⟨

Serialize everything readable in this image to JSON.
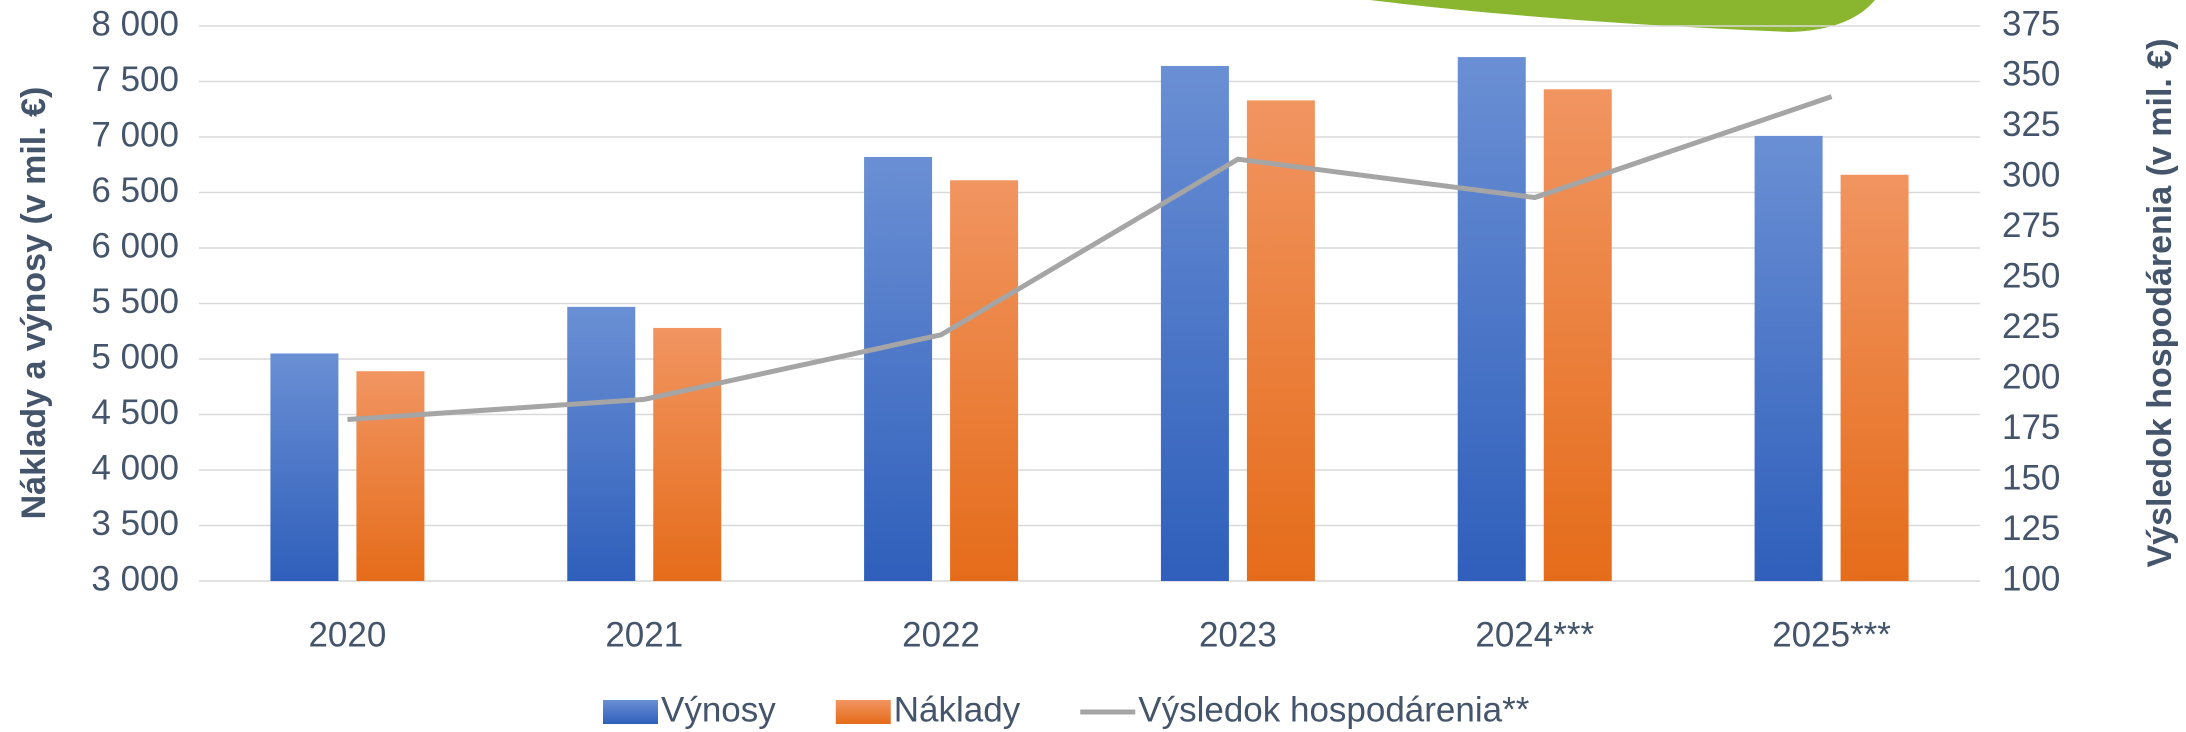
{
  "chart_data": {
    "type": "bar-line",
    "y_label": "Náklady a výnosy (v mil. €)",
    "y2_label": "Výsledok hospodárenia (v mil. €)",
    "categories": [
      "2020",
      "2021",
      "2022",
      "2023",
      "2024***",
      "2025***"
    ],
    "series": [
      {
        "name": "Výnosy",
        "type": "bar",
        "color": "#4472c4",
        "values": [
          5050,
          5470,
          6820,
          7640,
          7720,
          7010
        ]
      },
      {
        "name": "Náklady",
        "type": "bar",
        "color": "#ed7d31",
        "values": [
          4890,
          5280,
          6610,
          7330,
          7430,
          6660
        ]
      },
      {
        "name": "Výsledok hospodárenia**",
        "type": "line",
        "axis": "y2",
        "color": "#a5a5a5",
        "values": [
          180,
          190,
          222,
          309,
          290,
          340
        ]
      }
    ],
    "ylim": [
      3000,
      8000
    ],
    "yticks": [
      {
        "value": 3000,
        "label": "3 000"
      },
      {
        "value": 3500,
        "label": "3 500"
      },
      {
        "value": 4000,
        "label": "4 000"
      },
      {
        "value": 4500,
        "label": "4 500"
      },
      {
        "value": 5000,
        "label": "5 000"
      },
      {
        "value": 5500,
        "label": "5 500"
      },
      {
        "value": 6000,
        "label": "6 000"
      },
      {
        "value": 6500,
        "label": "6 500"
      },
      {
        "value": 7000,
        "label": "7 000"
      },
      {
        "value": 7500,
        "label": "7 500"
      },
      {
        "value": 8000,
        "label": "8 000"
      }
    ],
    "y2lim": [
      100,
      375
    ],
    "y2ticks": [
      100,
      125,
      150,
      175,
      200,
      225,
      250,
      275,
      300,
      325,
      350,
      375
    ],
    "grid": true
  }
}
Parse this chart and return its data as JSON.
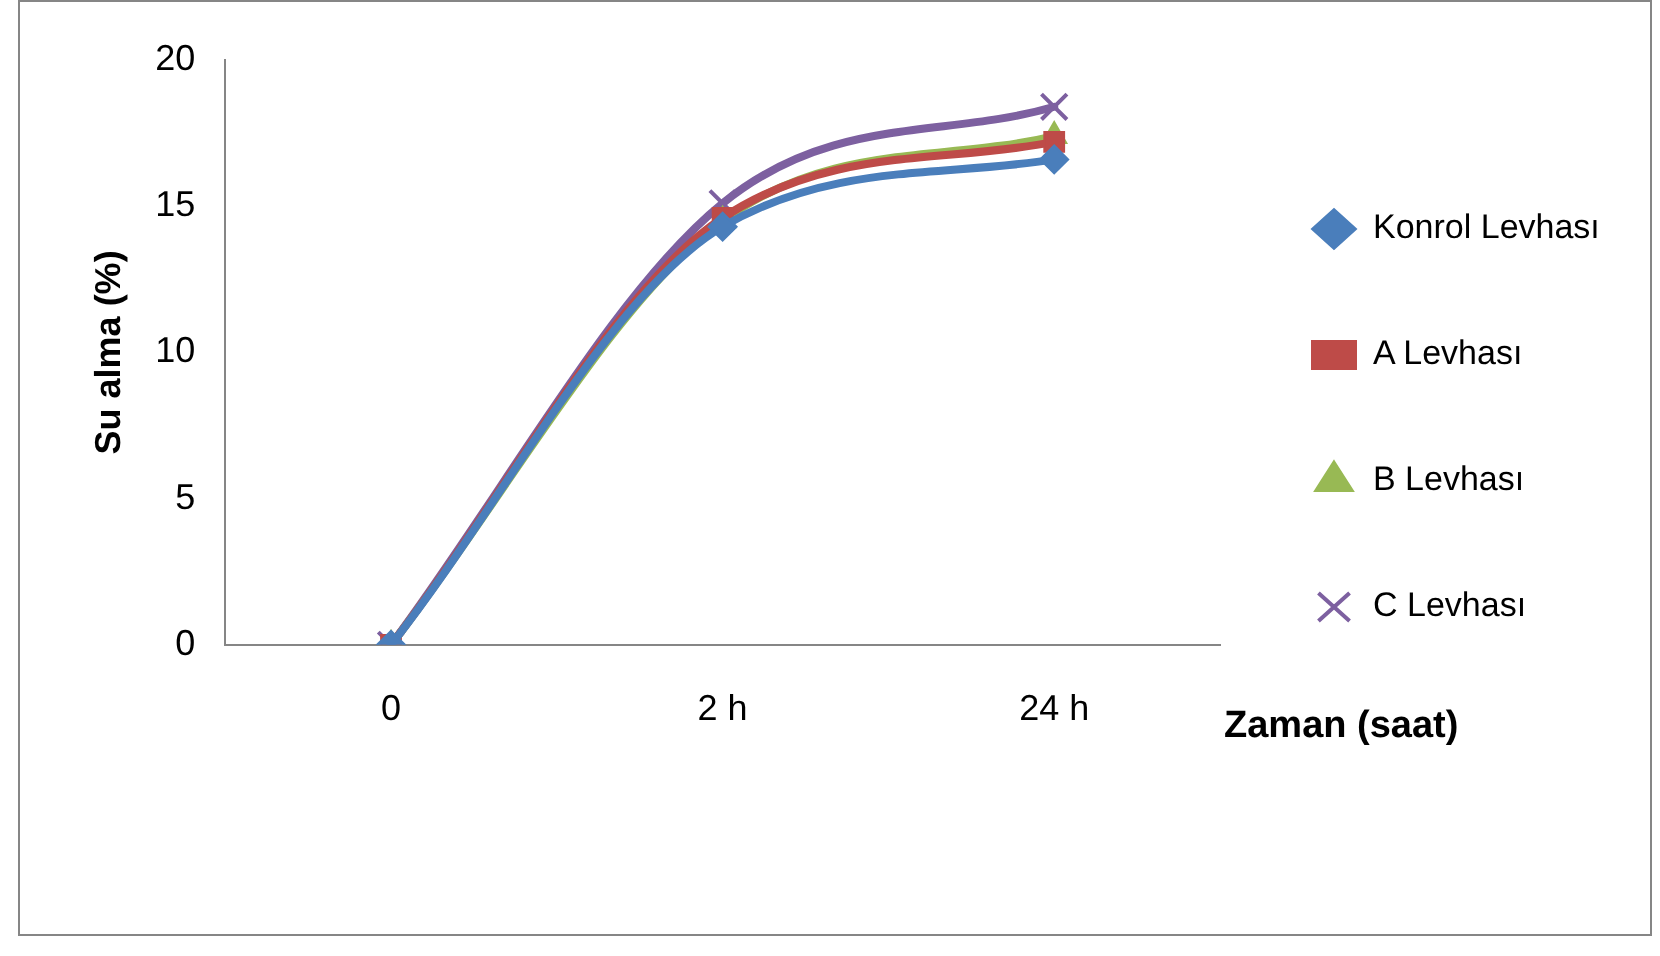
{
  "chart_data": {
    "type": "line",
    "ylabel": "Su alma (%)",
    "xlabel": "Zaman (saat)",
    "categories": [
      "0",
      "2 h",
      "24 h"
    ],
    "ylim": [
      0,
      20
    ],
    "yticks": [
      0,
      5,
      10,
      15,
      20
    ],
    "grid": false,
    "legend": "right",
    "series": [
      {
        "name": "Konrol Levhası",
        "color": "#4a7ebb",
        "marker": "diamond",
        "values": [
          0,
          14.3,
          16.6
        ]
      },
      {
        "name": "A Levhası",
        "color": "#be4b48",
        "marker": "square",
        "values": [
          0,
          14.6,
          17.2
        ]
      },
      {
        "name": "B Levhası",
        "color": "#98b954",
        "marker": "triangle",
        "values": [
          0,
          14.5,
          17.4
        ]
      },
      {
        "name": "C Levhası",
        "color": "#7d60a0",
        "marker": "cross",
        "values": [
          0,
          15.1,
          18.4
        ]
      }
    ]
  }
}
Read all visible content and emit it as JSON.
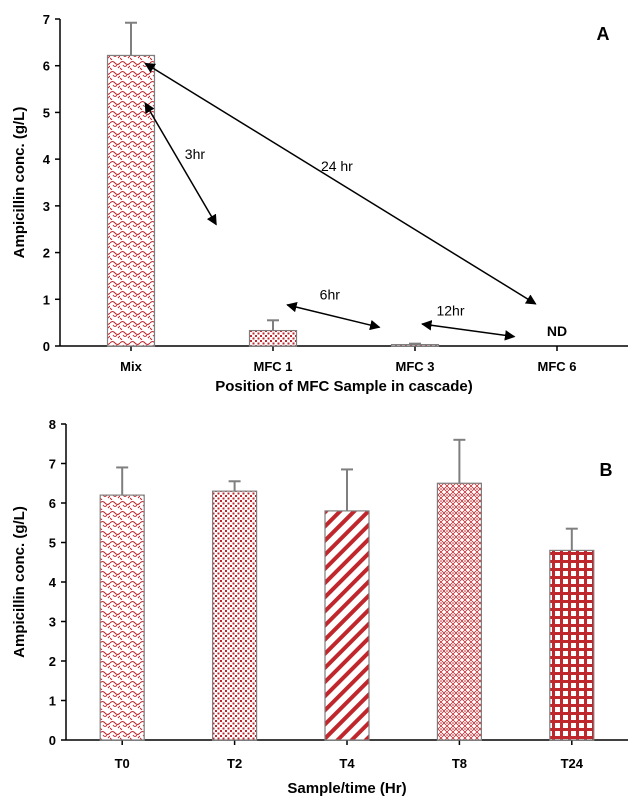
{
  "colors": {
    "bar_pattern": "#c0272d",
    "bar_outline": "#7f7f7f",
    "axis": "#000000",
    "error_bar": "#7f7f7f"
  },
  "chart_data": [
    {
      "type": "bar",
      "panel_label": "A",
      "categories": [
        "Mix",
        "MFC 1",
        "MFC 3",
        "MFC 6"
      ],
      "values": [
        6.22,
        0.33,
        0.03,
        0
      ],
      "errors": [
        0.7,
        0.22,
        0.02,
        0
      ],
      "patterns": [
        "weave",
        "dots",
        "dots",
        "none"
      ],
      "value_labels": [
        "",
        "",
        "",
        "ND"
      ],
      "xlabel": "Position of MFC Sample in cascade)",
      "ylabel": "Ampicillin conc. (g/L)",
      "ylim": [
        0,
        7
      ],
      "yticks": [
        0,
        1,
        2,
        3,
        4,
        5,
        6,
        7
      ],
      "grid": false,
      "annotations": [
        {
          "text": "3hr",
          "x": 0.45,
          "y": 4.0,
          "from": [
            0.1,
            5.2
          ],
          "to": [
            0.6,
            2.6
          ]
        },
        {
          "text": "24 hr",
          "x": 1.45,
          "y": 3.75,
          "from": [
            0.1,
            6.05
          ],
          "to": [
            2.85,
            0.9
          ]
        },
        {
          "text": "6hr",
          "x": 1.4,
          "y": 1.0,
          "from": [
            1.1,
            0.88
          ],
          "to": [
            1.75,
            0.4
          ]
        },
        {
          "text": "12hr",
          "x": 2.25,
          "y": 0.65,
          "from": [
            2.05,
            0.47
          ],
          "to": [
            2.7,
            0.2
          ]
        }
      ]
    },
    {
      "type": "bar",
      "panel_label": "B",
      "categories": [
        "T0",
        "T2",
        "T4",
        "T8",
        "T24"
      ],
      "values": [
        6.2,
        6.3,
        5.8,
        6.5,
        4.8
      ],
      "errors": [
        0.7,
        0.25,
        1.05,
        1.1,
        0.55
      ],
      "patterns": [
        "weave",
        "dots",
        "stripes",
        "diamond",
        "check"
      ],
      "xlabel": "Sample/time (Hr)",
      "ylabel": "Ampicillin conc. (g/L)",
      "ylim": [
        0,
        8
      ],
      "yticks": [
        0,
        1,
        2,
        3,
        4,
        5,
        6,
        7,
        8
      ],
      "grid": false
    }
  ]
}
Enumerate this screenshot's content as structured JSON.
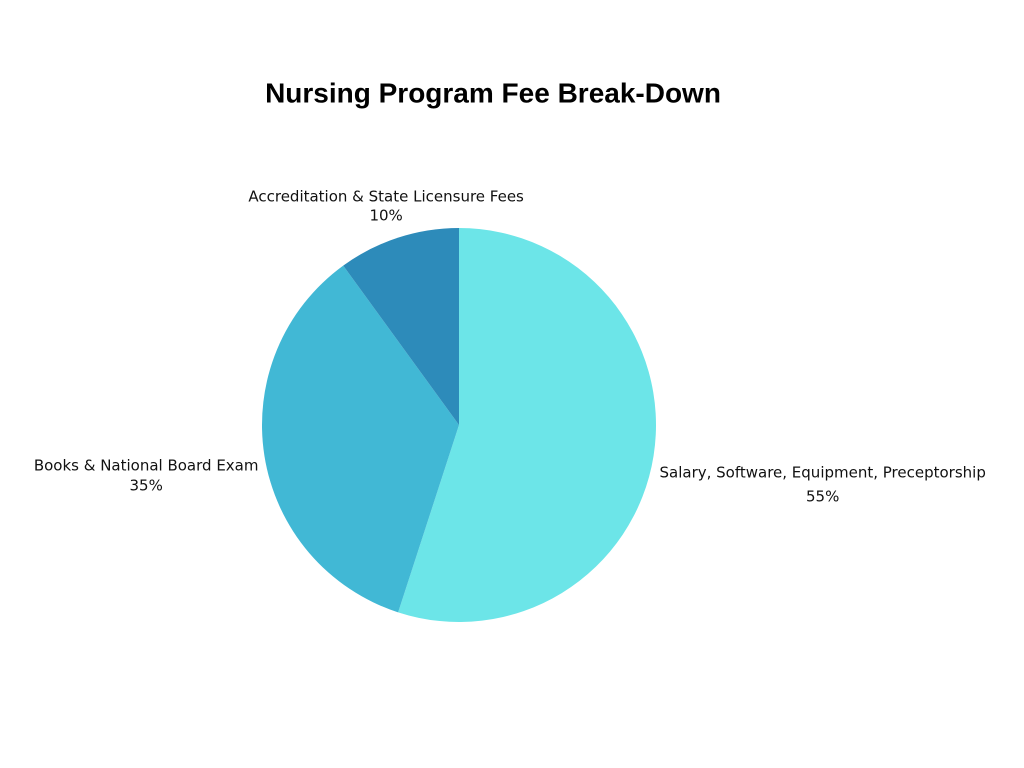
{
  "chart_data": {
    "type": "pie",
    "title": "Nursing Program Fee Break-Down",
    "categories": [
      "Salary, Software, Equipment, Preceptorship",
      "Books & National Board Exam",
      "Accreditation & State Licensure Fees"
    ],
    "values": [
      55,
      35,
      10
    ],
    "value_labels": [
      "55%",
      "35%",
      "10%"
    ],
    "colors": [
      "#6ce5e8",
      "#41b8d5",
      "#2d8bba"
    ]
  }
}
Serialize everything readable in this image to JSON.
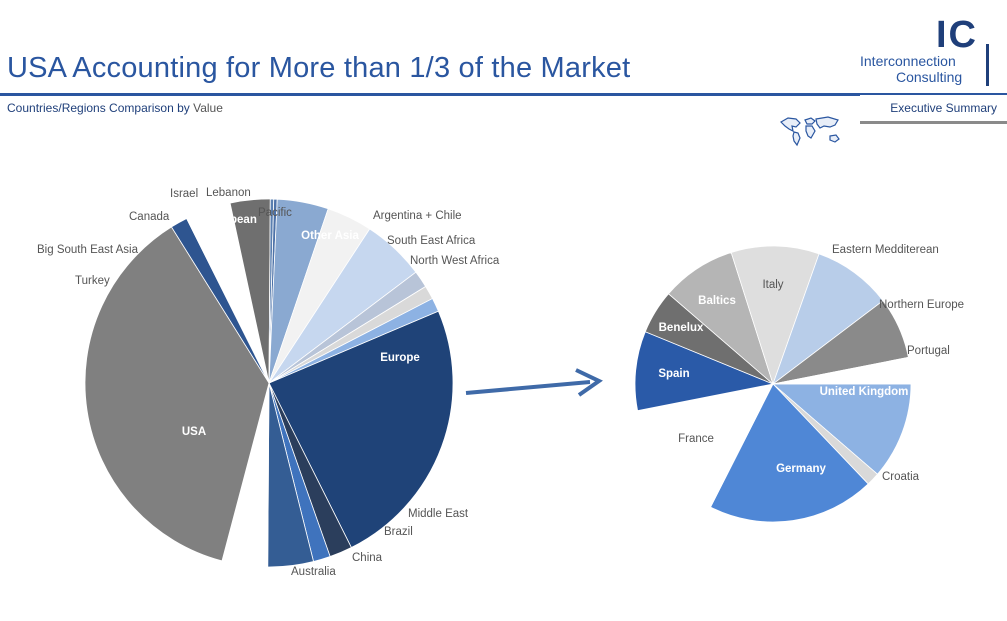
{
  "header": {
    "title": "USA Accounting for More than 1/3 of the Market",
    "subtitle_main": "Countries/Regions Comparison by ",
    "subtitle_value": "Value",
    "section": "Executive Summary"
  },
  "logo": {
    "mark": "IC",
    "line1": "Interconnection",
    "line2": "Consulting"
  },
  "chart_data": [
    {
      "type": "pie",
      "categories": [
        "Europe",
        "Middle East",
        "Brazil",
        "China",
        "Australia",
        "USA",
        "Turkey",
        "Big South East Asia",
        "Canada",
        "Israel",
        "Lebanon",
        "Carribean",
        "Pacific",
        "Other Asia",
        "Argentina + Chile",
        "South East Africa",
        "North West Africa"
      ],
      "values": [
        24.0,
        2.0,
        1.5,
        4.0,
        4.0,
        37.0,
        1.5,
        4.0,
        3.5,
        0.3,
        0.3,
        4.5,
        4.0,
        5.5,
        1.5,
        1.2,
        1.2
      ],
      "colors": [
        "#1f4378",
        "#2b3e5c",
        "#3f73bd",
        "#345d94",
        "#ffffff",
        "#808080",
        "#2e5590",
        "#ffffff",
        "#6f6f6f",
        "#5a7fb0",
        "#4d72a8",
        "#8aa9d1",
        "#f2f2f2",
        "#c6d7ef",
        "#b8c4d8",
        "#d9d9d9",
        "#8db2e3"
      ],
      "inside_labels": [
        "Europe",
        "USA",
        "Carribean",
        "Other Asia"
      ]
    },
    {
      "type": "pie",
      "categories": [
        "United Kingdom",
        "Croatia",
        "Germany",
        "France",
        "Spain",
        "Benelux",
        "Baltics",
        "Italy",
        "Eastern Medditerean",
        "Northern Europe",
        "Portugal"
      ],
      "values": [
        11.0,
        1.5,
        19.0,
        14.0,
        9.0,
        5.0,
        8.5,
        10.0,
        9.0,
        7.0,
        3.0
      ],
      "colors": [
        "#8db2e3",
        "#d9d9d9",
        "#4f87d6",
        "#ffffff",
        "#2a5aa8",
        "#6f6f6f",
        "#b5b5b5",
        "#dedede",
        "#b8cde9",
        "#8a8a8a",
        "#ffffff"
      ],
      "inside_labels": [
        "United Kingdom",
        "Germany",
        "Spain",
        "Benelux",
        "Baltics"
      ]
    }
  ]
}
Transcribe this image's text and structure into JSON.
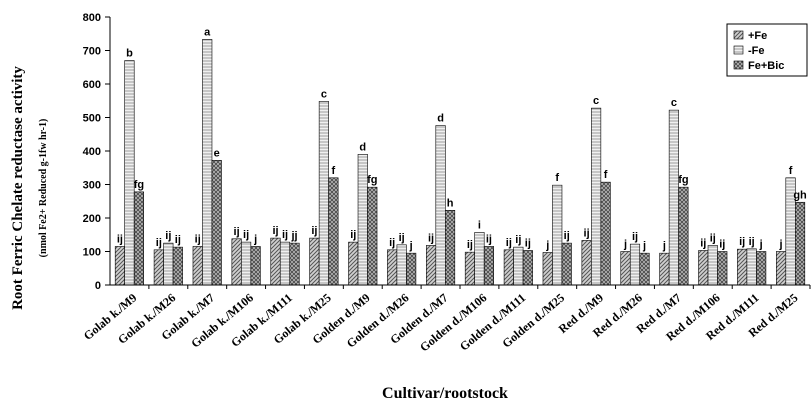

⟩

Extract, from the material above, each line holding the word "Výsledok".

    "y2_label": "Výsledok hospodárenia (v mil. €)",
        "name": "Výsledok hospodárenia**",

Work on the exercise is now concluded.